_Text shown_

◆ ◆ ◆ ◆ ◆ ◆ ◆

The applicant relies on s 347(b)(iii), and, for reasons which will become apparent, it is appropriate at this stage to note also the terms of subpara (ii) of para (b):
A person engages in industrial activity if the person:
….
(b) does, or does not:
….
(ii) organise or promote a lawful activity for, or on behalf of, an industrial association; or
(iii) encourage, or participate in, a lawful activity organised or promoted by an industrial association….
84 The applicant's case was that Mr Doevendans was dismissed because he participated in a lawful activity organised or promoted by an industrial association. The "activity" was the protest, and Mr Doevendans' participation included his conduct in displaying the scabs sign to passing motorists. If he was dismissed for so displaying the scabs sign, on the applicant's case he was dismissed for participating in such an activity. If that was the extent of the matter, the applicant would, on the findings I have made above, be entitled to succeed. However, the respondent has raised a number of issues which will require consideration. They are not free of difficulty.
85 The respondent says first that the "activity" should be treated as the display of the scabs sign rather than the more general project of the protest itself. It says that the display of the sign was not lawful, in respects to which I shall turn presently, and that the activity itself therefore fell outside the terms of s 347(b)(iii). I would not accept that submission. No doubt the display of the sign, considered in isolation, could be seen as an "activity", but the general protest was also on any view an activity in the statutory sense. If there is a reasonably available characterisation of the events which falls within the statute, the respondent's reason for dismissing Mr Doevendans must be considered by reference to that characterisation. On the facts of the present case, I would hold that the protest was the relevant activity, and that Mr Doevendans' display of the scabs sign was conduct on his part by way of participation in that activity.
86 The respondent's next point was that the conduct of Mr Doevendans itself was unlawful, thereby precluding the applicant from invoking s 347(b)(iii) in relevant respects. The applicant joins issue on the unlawfulness aspect, and I shall return to it. However, it also submits that, even if the form of participation chosen by Mr Doevendans was unlawful, the provision would still apply because it is concerned with the lawfulness of the activity, not the participation. It is not as though the adverb "lawfully" stood at the start of sub-para (iii). Rather, the critical word is used as an adjective apropos the activity. If Mr Doevendans were dismissed for a few, or even many, isolated unlawful acts, he would still have the protection of the statute so long as the activity itself were a lawful one. Purely as a matter of syntax, this is an attractive submission. Is it, however, the way s 347(b)(iii) should be construed?
87 Although s 347(b)(ii) and (iii) were new provisions upon the enactment of the FW Act in 2009, they had an antecedent of sorts in para (f) of s 5(1) of the 1904 Act, introduced by the Conciliation and Arbitration Act 1973 (Cth) ("the 1973 Act"). The government at the time had introduced an amendment to the Bill which led to the 1973 Act, which would have proscribed the dismissal (etc) of an employee because he or she -
… being an officer delegate or member of an organization, has done, or proposes to do, an act or thing, in an industrial establishment or elsewhere, for the purpose of furthering or protecting the industrial interests of the organization or of its members, being an act or thing done within the limits of authority expressly or impliedly conferred on him by the organization.

◆ ◆ ◆ ◆ ◆ ◆ ◆

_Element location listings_
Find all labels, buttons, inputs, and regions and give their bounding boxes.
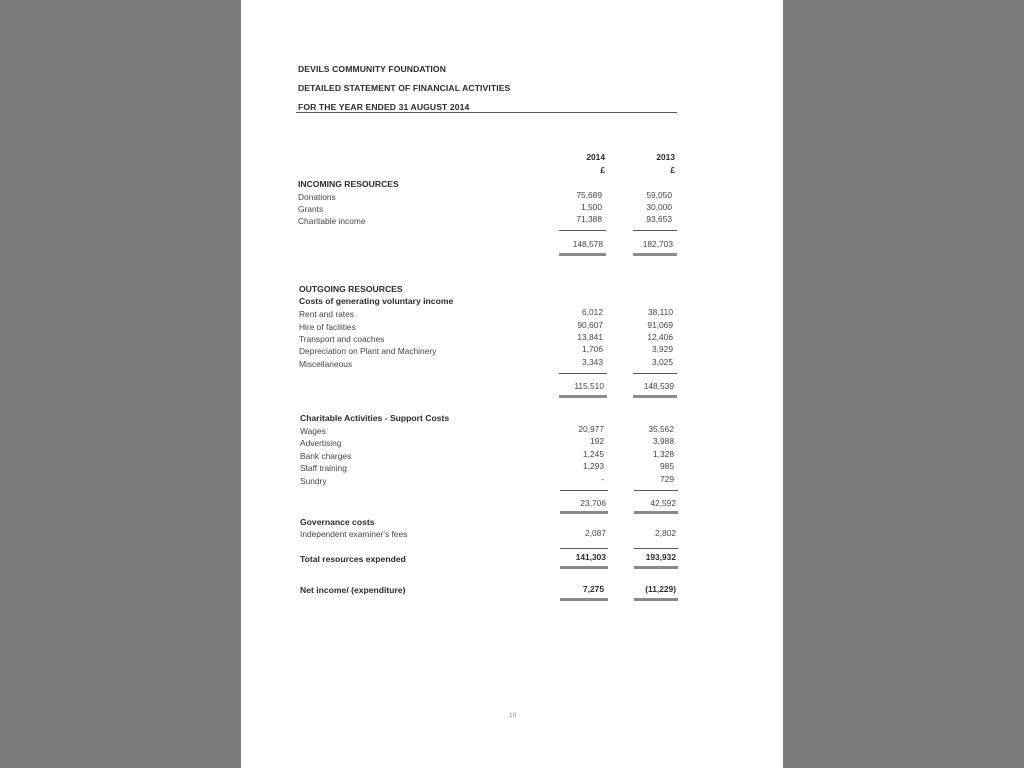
- row-value-2013: 1,328: [653, 449, 674, 459]
- row-value-2013: 91,069: [647, 320, 673, 330]
- row-label: Miscellaneous: [299, 359, 353, 369]
- row-value-2013: 3,988: [653, 436, 674, 446]
- row-value-2014: 3,343: [582, 357, 603, 367]
- outgoing-total-2014: 115,510: [574, 381, 604, 391]
- row-label: Independent examiner's fees: [300, 529, 408, 539]
- row-label: Rent and rates: [299, 309, 354, 319]
- governance-heading: Governance costs: [300, 517, 375, 527]
- column-unit-2014: £: [600, 165, 605, 175]
- row-value-2013: 59,050: [646, 190, 672, 200]
- incoming-total-2014: 148,578: [572, 239, 603, 249]
- row-value-2014: 90,607: [577, 320, 603, 330]
- row-label: Staff training: [300, 463, 347, 473]
- row-value-2013: 12,406: [647, 332, 673, 342]
- row-value-2013: 2,802: [655, 528, 676, 538]
- row-value-2013: 3,929: [652, 344, 673, 354]
- row-label: Bank charges: [300, 451, 352, 461]
- document-period: FOR THE YEAR ENDED 31 AUGUST 2014: [298, 102, 470, 112]
- row-value-2014: 1,245: [583, 449, 604, 459]
- row-value-2014: 6,012: [582, 307, 603, 317]
- outgoing-subheading: Costs of generating voluntary income: [299, 296, 454, 306]
- total-double-rule: [633, 253, 677, 256]
- row-value-2013: 93,653: [646, 214, 672, 224]
- total-double-rule: [560, 511, 608, 514]
- page-number: 10: [509, 712, 517, 719]
- row-value-2013: 38,110: [648, 307, 673, 317]
- row-label: Donations: [298, 192, 336, 202]
- column-year-2013: 2013: [656, 152, 675, 162]
- incoming-total-2013: 182,703: [642, 239, 673, 249]
- support-total-2013: 42,592: [650, 498, 676, 508]
- row-value-2014: 1,500: [581, 202, 602, 212]
- incoming-heading: INCOMING RESOURCES: [298, 179, 399, 189]
- row-value-2013: 35,562: [648, 424, 674, 434]
- column-unit-2013: £: [670, 165, 675, 175]
- row-label: Sundry: [300, 476, 327, 486]
- row-label: Grants: [298, 204, 324, 214]
- total-double-rule: [560, 598, 608, 601]
- row-value-2013: 985: [660, 461, 674, 471]
- total-double-rule: [559, 395, 607, 398]
- net-income-label: Net income/ (expenditure): [300, 585, 406, 595]
- row-label: Transport and coaches: [299, 334, 385, 344]
- row-value-2014: 2,087: [585, 528, 606, 538]
- document-page: [241, 0, 783, 768]
- subtotal-rule: [560, 490, 608, 491]
- total-double-rule: [634, 566, 678, 569]
- row-value-2014: 192: [590, 436, 604, 446]
- row-value-2014: 1,706: [582, 344, 603, 354]
- net-income-2014: 7,275: [583, 584, 604, 594]
- total-double-rule: [634, 511, 678, 514]
- row-value-2014: 75,689: [576, 190, 602, 200]
- subtotal-rule: [634, 548, 678, 549]
- column-year-2014: 2014: [586, 152, 605, 162]
- support-total-2014: 23,706: [580, 498, 606, 508]
- row-value-2014: 1,293: [583, 461, 604, 471]
- document-title: DEVILS COMMUNITY FOUNDATION: [298, 64, 446, 74]
- total-expended-2013: 193,932: [645, 552, 676, 562]
- row-label: Wages: [300, 426, 326, 436]
- outgoing-heading: OUTGOING RESOURCES: [299, 284, 403, 294]
- total-expended-label: Total resources expended: [300, 554, 406, 564]
- total-expended-2014: 141,303: [575, 552, 606, 562]
- row-label: Advertising: [300, 438, 342, 448]
- subtotal-rule: [634, 490, 678, 491]
- row-value-2013: 3,025: [652, 357, 673, 367]
- row-value-2014: 71,388: [576, 214, 602, 224]
- document-subtitle: DETAILED STATEMENT OF FINANCIAL ACTIVITIES: [298, 83, 511, 93]
- row-label: Hire of facilities: [299, 322, 356, 332]
- row-label: Charitable income: [298, 216, 366, 226]
- support-heading: Charitable Activities - Support Costs: [300, 413, 450, 423]
- row-value-2014: 13,841: [577, 332, 603, 342]
- subtotal-rule: [633, 373, 677, 374]
- outgoing-total-2013: 148,539: [643, 381, 674, 391]
- row-label: Depreciation on Plant and Machinery: [299, 346, 437, 356]
- row-value-2014: -: [601, 474, 604, 484]
- subtotal-rule: [559, 230, 606, 231]
- subtotal-rule: [560, 548, 608, 549]
- subtotal-rule: [633, 230, 677, 231]
- total-double-rule: [559, 253, 606, 256]
- total-double-rule: [634, 598, 678, 601]
- title-underline: [296, 112, 677, 113]
- row-value-2013: 30,000: [646, 202, 672, 212]
- net-income-2013: (11,229): [645, 584, 676, 594]
- total-double-rule: [633, 395, 677, 398]
- total-double-rule: [560, 566, 608, 569]
- subtotal-rule: [559, 373, 607, 374]
- row-value-2014: 20,977: [578, 424, 604, 434]
- row-value-2013: 729: [660, 474, 674, 484]
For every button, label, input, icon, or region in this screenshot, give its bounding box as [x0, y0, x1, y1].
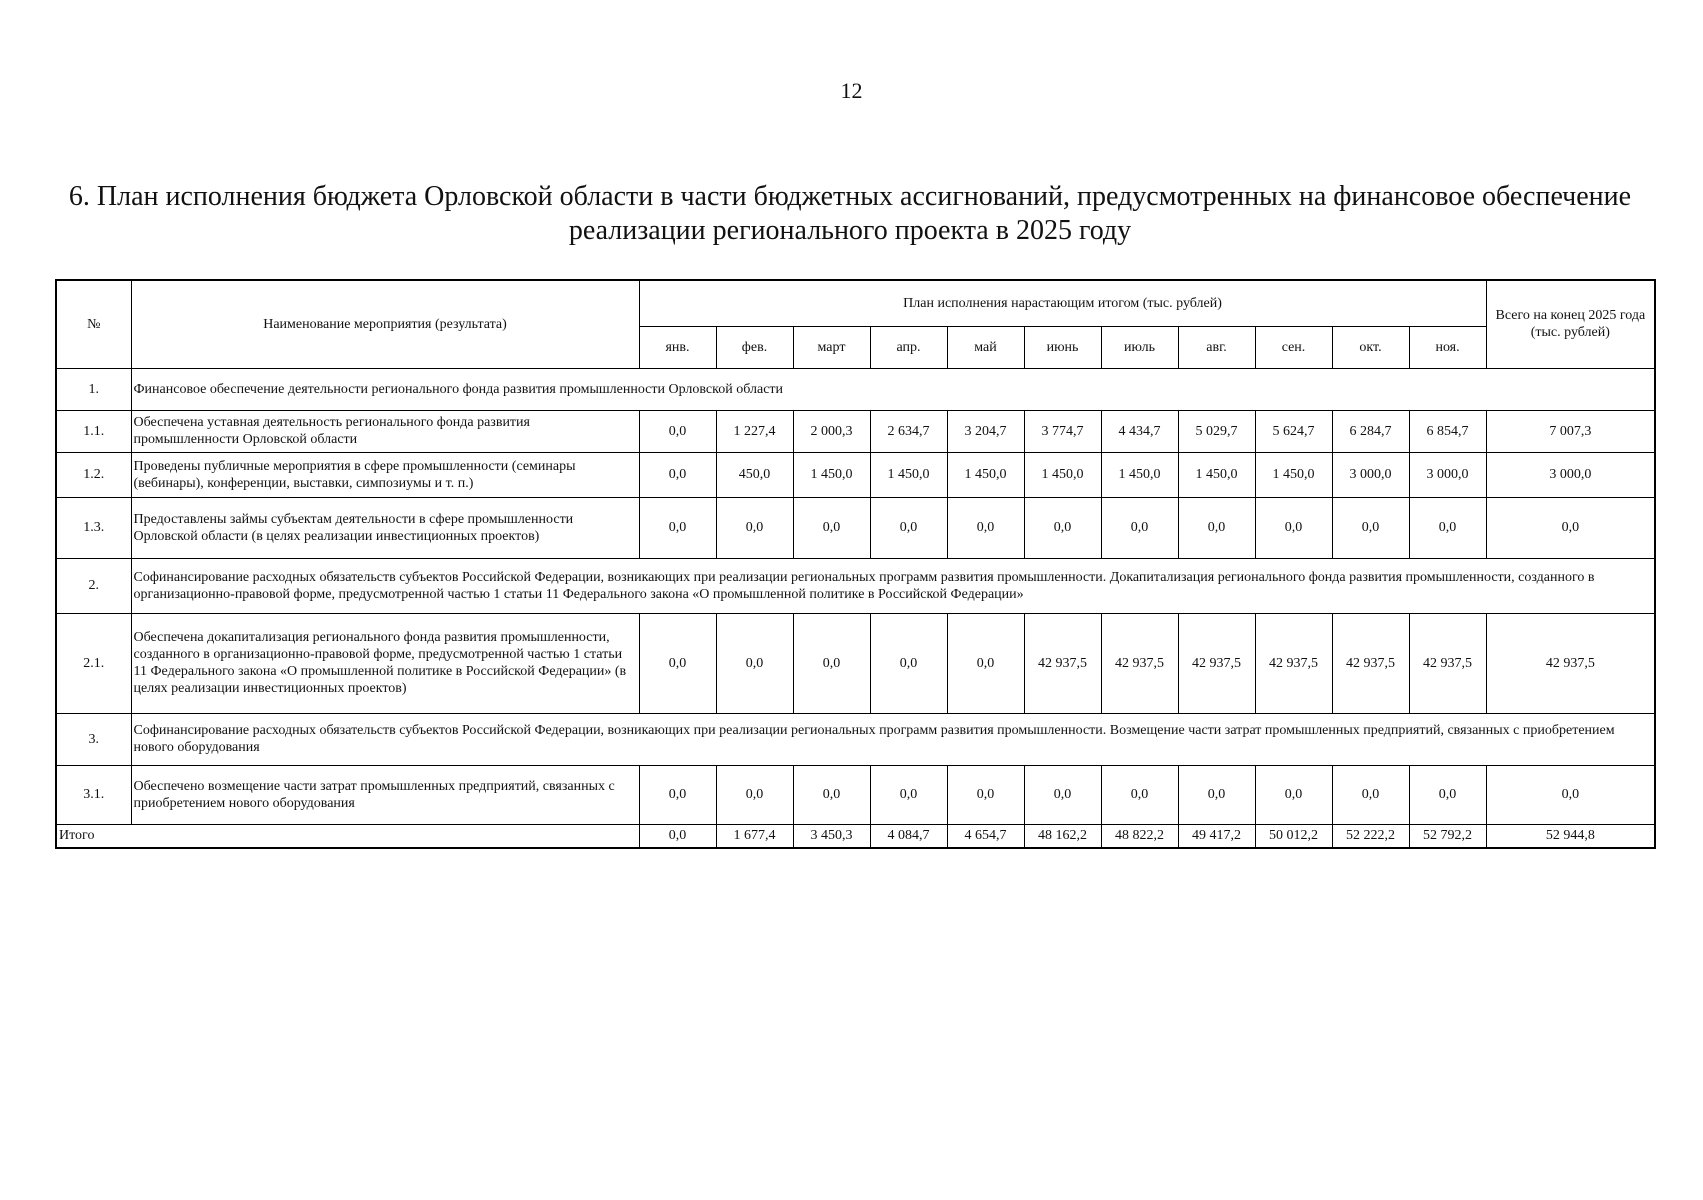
month-header: май [947, 326, 1024, 368]
header-activity-name: Наименование мероприятия (результата) [131, 280, 639, 368]
document-title-line-2: реализации регионального проекта в 2025 году [568, 215, 1132, 246]
month-value: 3 774,7 [1024, 410, 1101, 452]
month-value: 0,0 [947, 765, 1024, 824]
row-number: 1.2. [56, 452, 131, 497]
month-value: 0,0 [870, 497, 947, 558]
month-value: 1 450,0 [793, 452, 870, 497]
month-value: 42 937,5 [1409, 613, 1486, 713]
total-month-value: 50 012,2 [1255, 824, 1332, 848]
month-value: 42 937,5 [1024, 613, 1101, 713]
month-value: 1 450,0 [870, 452, 947, 497]
row-number: 2.1. [56, 613, 131, 713]
table-row [56, 613, 1655, 713]
row-total: 7 007,3 [1486, 410, 1655, 452]
month-value: 2 634,7 [870, 410, 947, 452]
month-value: 0,0 [716, 765, 793, 824]
month-value: 0,0 [870, 765, 947, 824]
row-total: 0,0 [1486, 765, 1655, 824]
header-total-2025: Всего на конец 2025 года (тыс. рублей) [1486, 280, 1655, 368]
row-number: 2. [56, 558, 131, 613]
month-value: 0,0 [639, 410, 716, 452]
month-value: 1 450,0 [1101, 452, 1178, 497]
month-value: 1 450,0 [947, 452, 1024, 497]
month-header: ноя. [1409, 326, 1486, 368]
month-value: 6 854,7 [1409, 410, 1486, 452]
month-value: 2 000,3 [793, 410, 870, 452]
table-total-row [56, 824, 1655, 848]
month-value: 0,0 [793, 613, 870, 713]
month-value: 0,0 [1332, 497, 1409, 558]
table-header-row [56, 280, 1655, 326]
activity-name: Предоставлены займы субъектам деятельности в сфере промышленности Орловской области (в целях реализации инвестиционных проектов) [131, 497, 639, 558]
month-value: 3 000,0 [1409, 452, 1486, 497]
month-value: 0,0 [947, 613, 1024, 713]
total-month-value: 52 222,2 [1332, 824, 1409, 848]
month-header: янв. [639, 326, 716, 368]
month-value: 3 000,0 [1332, 452, 1409, 497]
month-value: 450,0 [716, 452, 793, 497]
month-value: 0,0 [870, 613, 947, 713]
row-number: 3. [56, 713, 131, 765]
month-value: 0,0 [639, 765, 716, 824]
total-month-value: 0,0 [639, 824, 716, 848]
month-value: 5 029,7 [1178, 410, 1255, 452]
table-row [56, 452, 1655, 497]
row-total: 0,0 [1486, 497, 1655, 558]
month-value: 0,0 [1332, 765, 1409, 824]
total-month-value: 4 084,7 [870, 824, 947, 848]
section-name: Софинансирование расходных обязательств субъектов Российской Федерации, возникающих при реализации региональных программ развития промышленности. Докапитализация регионального фонда развития промышленности, созданного в организационно-правовой форме, предусмотренной частью 1 статьи 11 Федерального закона «О промышленной политике в Российской Федерации» [131, 558, 1655, 613]
month-value: 0,0 [1024, 765, 1101, 824]
month-value: 42 937,5 [1101, 613, 1178, 713]
month-header: авг. [1178, 326, 1255, 368]
header-plan-group: План исполнения нарастающим итогом (тыс. рублей) [639, 280, 1486, 326]
month-value: 0,0 [1178, 497, 1255, 558]
row-number: 1.1. [56, 410, 131, 452]
total-month-value: 48 822,2 [1101, 824, 1178, 848]
month-header: фев. [716, 326, 793, 368]
month-value: 0,0 [947, 497, 1024, 558]
grand-total: 52 944,8 [1486, 824, 1655, 848]
month-value: 1 450,0 [1178, 452, 1255, 497]
month-header: март [793, 326, 870, 368]
section-name: Финансовое обеспечение деятельности регионального фонда развития промышленности Орловской области [131, 368, 1655, 410]
table-row [56, 410, 1655, 452]
month-header: июнь [1024, 326, 1101, 368]
row-number: 3.1. [56, 765, 131, 824]
table-row-section [56, 713, 1655, 765]
month-value: 6 284,7 [1332, 410, 1409, 452]
table-row-section [56, 368, 1655, 410]
month-header: апр. [870, 326, 947, 368]
total-label: Итого [56, 824, 639, 848]
total-month-value: 3 450,3 [793, 824, 870, 848]
total-month-value: 48 162,2 [1024, 824, 1101, 848]
month-value: 0,0 [639, 452, 716, 497]
month-value: 4 434,7 [1101, 410, 1178, 452]
month-value: 0,0 [1255, 497, 1332, 558]
month-header: окт. [1332, 326, 1409, 368]
month-value: 0,0 [1101, 765, 1178, 824]
page-number: 12 [840, 78, 863, 103]
month-header: сен. [1255, 326, 1332, 368]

◆ ◆ ◆ ◆ ◆ ◆ ◆

_Task instructions_
1 – Retype the part of the listings that opens with the line containing "- row-value-2013: 1,328: [653, 449, 674, 459]" and closes with the line containing "- row-value-2013: 59,050: [646, 190, 672, 200]", including both of those lines.
2 – Write the next part of the judgment on dismissal for taking part in a union protest, picking up after its final sentence.

_Responses_
1 –
- row-value-2013: 1,328: [653, 449, 674, 459]
- row-value-2013: 91,069: [647, 320, 673, 330]
- row-label: Miscellaneous: [299, 359, 353, 369]
- row-value-2013: 3,988: [653, 436, 674, 446]
- row-value-2014: 3,343: [582, 357, 603, 367]
- outgoing-total-2014: 115,510: [574, 381, 604, 391]
- row-label: Independent examiner's fees: [300, 529, 408, 539]
- row-label: Rent and rates: [299, 309, 354, 319]
- governance-heading: Governance costs: [300, 517, 375, 527]
- column-unit-2014: £: [600, 165, 605, 175]
- row-value-2013: 59,050: [646, 190, 672, 200]

2 –
(Commonwealth, Parliamentary Debates, House of Representatives, 20 September 1973, 1387 (Gordon Scholes, The Chairman)).
That amendment was, however, defeated in the Senate, for reasons which Senator Greenwood stated as follows:
That is a very wide provision. Its width is indicated if we take account of the 2 changes which the Opposition suggests that the Senate should accept. There is nothing in the Bill as put before us which requires the act or thing to be done to be an act or thing which is lawful.
(Commonwealth, Parliamentary Debates, Senate, 16 October 1973, 1224 (Senator Greenwood)).
The Senate introduced, and the House of Representatives later accepted, a provision which introduced a new para (f) into s 5(1) as follows:
… being an officer, delegate or member of an organization, has done, or proposes to do, and act or thing which is lawful for the purpose of furthering or protecting the industrial interests of the organization or its members, being an act or thing done within the limits of authority expressly conferred on him by the organization in accordance with the rules of the organization.
Over the ensuing 36 years or so, drafting amendments were made to this provision, but s 793(1)(o) of the WR Act, upon its repeal in 2009, remained faithful to the provision introduced in 1973 in that it required the "act or thing" for the doing of which the employee was dismissed (etc) to be lawful.
88 Although s 347(b)(ii) and (iii) of the FW Act cover much of the same ground as did s 793(1)(o) of the WR Act and its precursors, they are not coterminous with them. Unlike the earlier provision, they are part of a regime of provisions where the requirement of lawfulness is tied specifically to the activity as a whole: see also paras (c) and (d) of s 347. The section represents a measure in the nature of law reform, not merely by way of drafting or consolidation. The construction of s 347(b)(iii) is not, in my view, governed by s 15AC of the Acts Interpretation Act 1901 (Cth). In particular, there appears to have been a conscious decision by the legislature to depart from the pre-existing formula that required that the conduct for which the employee was dismissed (etc) be lawful in favour of one which required only that the activity of which the conduct constituted a form of participation be lawful.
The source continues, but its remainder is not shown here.